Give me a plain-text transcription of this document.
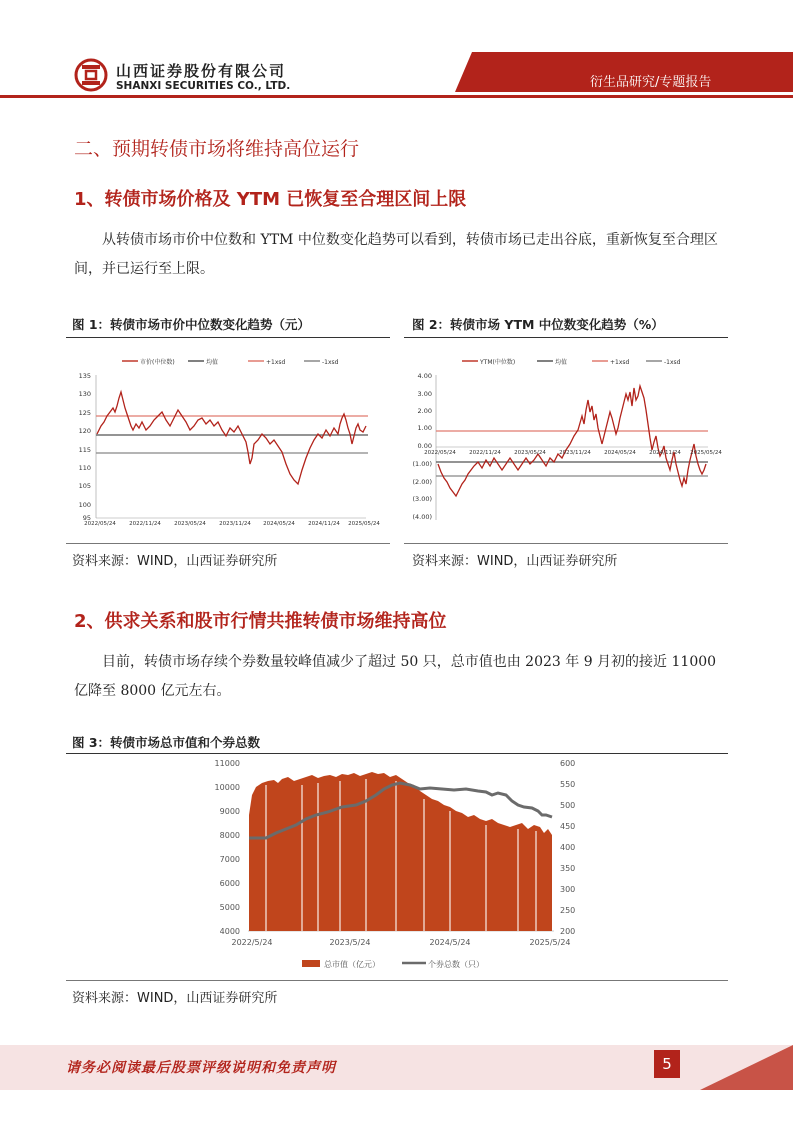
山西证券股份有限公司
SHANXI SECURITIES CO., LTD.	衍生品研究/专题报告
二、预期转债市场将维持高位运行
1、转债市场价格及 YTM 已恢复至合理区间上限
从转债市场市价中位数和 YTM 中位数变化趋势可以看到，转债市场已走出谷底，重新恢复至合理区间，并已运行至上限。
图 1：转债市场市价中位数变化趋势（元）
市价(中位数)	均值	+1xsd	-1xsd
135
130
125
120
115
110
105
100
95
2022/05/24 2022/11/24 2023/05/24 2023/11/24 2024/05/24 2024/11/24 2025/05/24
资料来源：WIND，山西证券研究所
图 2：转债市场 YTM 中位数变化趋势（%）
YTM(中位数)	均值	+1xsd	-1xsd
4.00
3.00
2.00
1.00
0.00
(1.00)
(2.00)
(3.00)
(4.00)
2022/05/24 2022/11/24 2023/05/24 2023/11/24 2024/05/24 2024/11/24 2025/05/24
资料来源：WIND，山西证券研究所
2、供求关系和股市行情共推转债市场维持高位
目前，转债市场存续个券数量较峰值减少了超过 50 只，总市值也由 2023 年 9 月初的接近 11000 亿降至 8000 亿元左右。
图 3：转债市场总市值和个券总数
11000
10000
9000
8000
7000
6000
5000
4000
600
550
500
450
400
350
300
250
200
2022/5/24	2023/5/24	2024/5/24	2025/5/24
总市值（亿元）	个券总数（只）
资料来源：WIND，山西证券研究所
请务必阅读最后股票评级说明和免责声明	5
_ _ _
== Task instructions ==
Quote the data above in full, leaving out the pictures it holds.

== Result ==
Give me a plain-text transcription of this document.
山西证券股份有限公司
SHANXI SECURITIES CO., LTD.	衍生品研究/专题报告
二、预期转债市场将维持高位运行
1、转债市场价格及 YTM 已恢复至合理区间上限
从转债市场市价中位数和 YTM 中位数变化趋势可以看到，转债市场已走出谷底，重新恢复至合理区间，并已运行至上限。
图 1：转债市场市价中位数变化趋势（元）
市价(中位数)	均值	+1xsd	-1xsd
135
130
125
120
115
110
105
100
95
2022/05/24 2022/11/24 2023/05/24 2023/11/24 2024/05/24 2024/11/24 2025/05/24
资料来源：WIND，山西证券研究所
图 2：转债市场 YTM 中位数变化趋势（%）
YTM(中位数)	均值	+1xsd	-1xsd
4.00
3.00
2.00
1.00
0.00
(1.00)
(2.00)
(3.00)
(4.00)
2022/05/24 2022/11/24 2023/05/24 2023/11/24 2024/05/24 2024/11/24 2025/05/24
资料来源：WIND，山西证券研究所
2、供求关系和股市行情共推转债市场维持高位
目前，转债市场存续个券数量较峰值减少了超过 50 只，总市值也由 2023 年 9 月初的接近 11000 亿降至 8000 亿元左右。
图 3：转债市场总市值和个券总数
11000
10000
9000
8000
7000
6000
5000
4000
600
550
500
450
400
350
300
250
200
2022/5/24	2023/5/24	2024/5/24	2025/5/24
总市值（亿元）	个券总数（只）
资料来源：WIND，山西证券研究所
请务必阅读最后股票评级说明和免责声明	5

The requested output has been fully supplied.